───── SUPPLIED ENTRIES
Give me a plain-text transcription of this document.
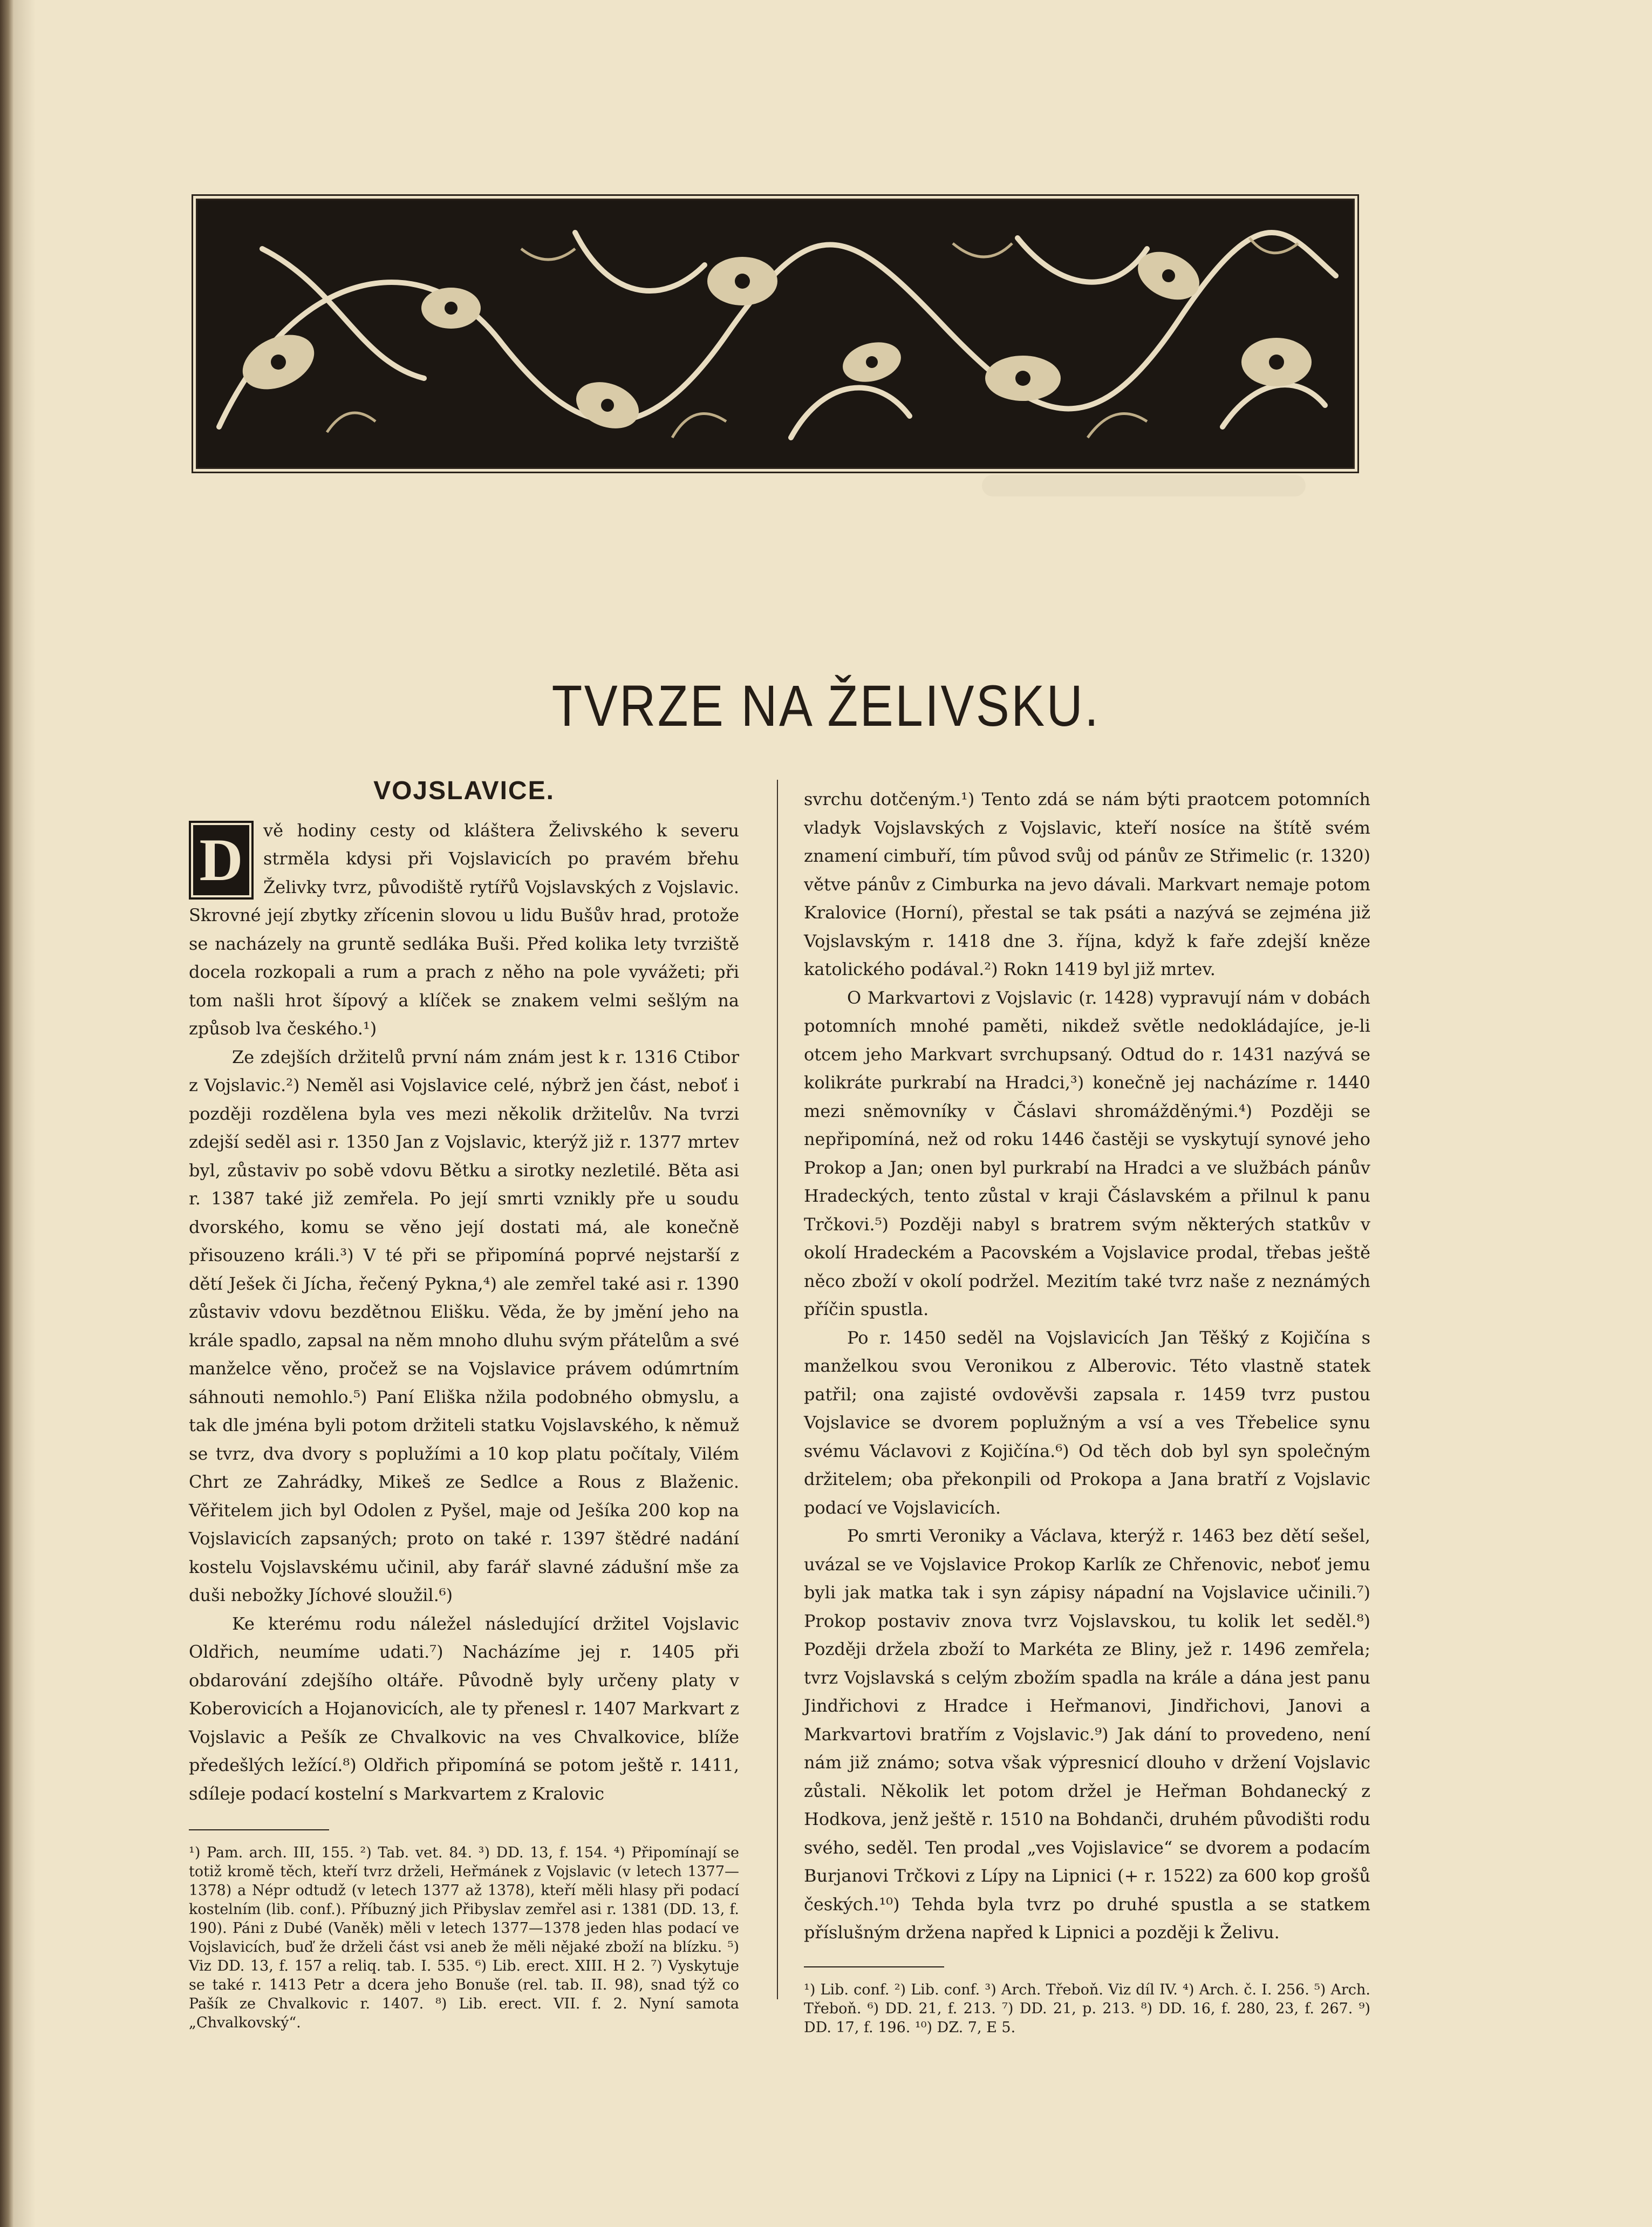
TVRZE NA ŽELIVSKU.
VOJSLAVICE.

D	vě hodiny cesty od kláštera Želivského k severu strměla kdysi při Vojslavicích po pravém břehu Želivky tvrz, původiště rytířů Vojslavských z Vojslavic. Skrovné její zbytky zřícenin slovou u lidu Bušův hrad, protože se nacházely na gruntě sedláka Buši. Před kolika lety tvrziště docela rozkopali a rum a prach z něho na pole vyvážeti; při tom našli hrot šípový a klíček se znakem velmi sešlým na způsob lva českého.¹)

Ze zdejších držitelů první nám znám jest k r. 1316 Ctibor z Vojslavic.²) Neměl asi Vojslavice celé, nýbrž jen část, neboť i později rozdělena byla ves mezi několik držitelův. Na tvrzi zdejší seděl asi r. 1350 Jan z Vojslavic, kterýž již r. 1377 mrtev byl, zůstaviv po sobě vdovu Bětku a sirotky nezletilé. Běta asi r. 1387 také již zemřela. Po její smrti vznikly pře u soudu dvorského, komu se věno její dostati má, ale konečně přisouzeno králi.³) V té při se připomíná poprvé nejstarší z dětí Ješek či Jícha, řečený Pykna,⁴) ale zemřel také asi r. 1390 zůstaviv vdovu bezdětnou Elišku. Věda, že by jmění jeho na krále spadlo, zapsal na něm mnoho dluhu svým přátelům a své manželce věno, pročež se na Vojslavice právem odúmrtním sáhnouti nemohlo.⁵) Paní Eliška nžila podobného obmyslu, a tak dle jména byli potom držiteli statku Vojslavského, k němuž se tvrz, dva dvory s poplužími a 10 kop platu počítaly, Vilém Chrt ze Zahrádky, Mikeš ze Sedlce a Rous z Blaženic. Věřitelem jich byl Odolen z Pyšel, maje od Ješíka 200 kop na Vojslavicích zapsaných; proto on také r. 1397 štědré nadání kostelu Vojslavskému učinil, aby farář slavné zádušní mše za duši nebožky Jíchové sloužil.⁶)

Ke kterému rodu náležel následující držitel Vojslavic Oldřich, neumíme udati.⁷) Nacházíme jej r. 1405 při obdarování zdejšího oltáře. Původně byly určeny platy v Koberovicích a Hojanovicích, ale ty přenesl r. 1407 Markvart z Vojslavic a Pešík ze Chvalkovic na ves Chvalkovice, blíže předešlých ležící.⁸) Oldřich připomíná se potom ještě r. 1411, sdíleje podací kostelní s Markvartem z Kralovic

¹) Pam. arch. III, 155. ²) Tab. vet. 84. ³) DD. 13, f. 154. ⁴) Připomínají se totiž kromě těch, kteří tvrz drželi, Heřmánek z Vojslavic (v letech 1377—1378) a Népr odtudž (v letech 1377 až 1378), kteří měli hlasy při podací kostelním (lib. conf.). Příbuzný jich Přibyslav zemřel asi r. 1381 (DD. 13, f. 190). Páni z Dubé (Vaněk) měli v letech 1377—1378 jeden hlas podací ve Vojslavicích, buď že drželi část vsi aneb že měli nějaké zboží na blízku. ⁵) Viz DD. 13, f. 157 a reliq. tab. I. 535. ⁶) Lib. erect. XIII. H 2. ⁷) Vyskytuje se také r. 1413 Petr a dcera jeho Bonuše (rel. tab. II. 98), snad týž co Pašík ze Chvalkovic r. 1407. ⁸) Lib. erect. VII. f. 2. Nyní samota „Chvalkovský“.

svrchu dotčeným.¹) Tento zdá se nám býti praotcem potomních vladyk Vojslavských z Vojslavic, kteří nosíce na štítě svém znamení cimbuří, tím původ svůj od pánův ze Střimelic (r. 1320) větve pánův z Cimburka na jevo dávali. Markvart nemaje potom Kralovice (Horní), přestal se tak psáti a nazývá se zejména již Vojslavským r. 1418 dne 3. října, když k faře zdejší kněze katolického podával.²) Rokn 1419 byl již mrtev.

O Markvartovi z Vojslavic (r. 1428) vypravují nám v dobách potomních mnohé paměti, nikdež světle nedokládajíce, je-li otcem jeho Markvart svrchupsaný. Odtud do r. 1431 nazývá se kolikráte purkrabí na Hradci,³) konečně jej nacházíme r. 1440 mezi sněmovníky v Čáslavi shromážděnými.⁴) Později se nepřipomíná, než od roku 1446 častěji se vyskytují synové jeho Prokop a Jan; onen byl purkrabí na Hradci a ve službách pánův Hradeckých, tento zůstal v kraji Čáslavském a přilnul k panu Trčkovi.⁵) Později nabyl s bratrem svým některých statkův v okolí Hradeckém a Pacovském a Vojslavice prodal, třebas ještě něco zboží v okolí podržel. Mezitím také tvrz naše z neznámých příčin spustla.

Po r. 1450 seděl na Vojslavicích Jan Těšký z Kojičína s manželkou svou Veronikou z Alberovic. Této vlastně statek patřil; ona zajisté ovdověvši zapsala r. 1459 tvrz pustou Vojslavice se dvorem poplužným a vsí a ves Třebelice synu svému Václavovi z Kojičína.⁶) Od těch dob byl syn společným držitelem; oba překonpili od Prokopa a Jana bratří z Vojslavic podací ve Vojslavicích.

Po smrti Veroniky a Václava, kterýž r. 1463 bez dětí sešel, uvázal se ve Vojslavice Prokop Karlík ze Chřenovic, neboť jemu byli jak matka tak i syn zápisy nápadní na Vojslavice učinili.⁷) Prokop postaviv znova tvrz Vojslavskou, tu kolik let seděl.⁸) Později držela zboží to Markéta ze Bliny, jež r. 1496 zemřela; tvrz Vojslavská s celým zbožím spadla na krále a dána jest panu Jindřichovi z Hradce i Heřmanovi, Jindřichovi, Janovi a Markvartovi bratřím z Vojslavic.⁹) Jak dání to provedeno, není nám již známo; sotva však výpresnicí dlouho v držení Vojslavic zůstali. Několik let potom držel je Heřman Bohdanecký z Hodkova, jenž ještě r. 1510 na Bohdanči, druhém původišti rodu svého, seděl. Ten prodal „ves Vojislavice“ se dvorem a podacím Burjanovi Trčkovi z Lípy na Lipnici (+ r. 1522) za 600 kop grošů českých.¹⁰) Tehda byla tvrz po druhé spustla a se statkem příslušným držena napřed k Lipnici a později k Želivu.

¹) Lib. conf. ²) Lib. conf. ³) Arch. Třeboň. Viz díl IV. ⁴) Arch. č. I. 256. ⁵) Arch. Třeboň. ⁶) DD. 21, f. 213. ⁷) DD. 21, p. 213. ⁸) DD. 16, f. 280, 23, f. 267. ⁹) DD. 17, f. 196. ¹⁰) DZ. 7, E 5.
──────────
▶ REQUIREMENT
Extract all lines that hold the word "potomních".

▶ TASK SOLUTION
svrchu dotčeným.¹) Tento zdá se nám býti praotcem potomních vladyk Vojslavských z Vojslavic, kteří nosíce na štítě svém znamení cimbuří, tím původ svůj od pánův ze Střimelic (r. 1320) větve pánův z Cimburka na jevo dávali. Markvart nemaje potom Kralovice (Horní), přestal se tak psáti a nazývá se zejména již Vojslavským r. 1418 dne 3. října, když k faře zdejší kněze katolického podával.²) Rokn 1419 byl již mrtev.
O Markvartovi z Vojslavic (r. 1428) vypravují nám v dobách potomních mnohé paměti, nikdež světle nedokládajíce, je-li otcem jeho Markvart svrchupsaný. Odtud do r. 1431 nazývá se kolikráte purkrabí na Hradci,³) konečně jej nacházíme r. 1440 mezi sněmovníky v Čáslavi shromážděnými.⁴) Později se nepřipomíná, než od roku 1446 častěji se vyskytují synové jeho Prokop a Jan; onen byl purkrabí na Hradci a ve službách pánův Hradeckých, tento zůstal v kraji Čáslavském a přilnul k panu Trčkovi.⁵) Později nabyl s bratrem svým některých statkův v okolí Hradeckém a Pacovském a Vojslavice prodal, třebas ještě něco zboží v okolí podržel. Mezitím také tvrz naše z neznámých příčin spustla.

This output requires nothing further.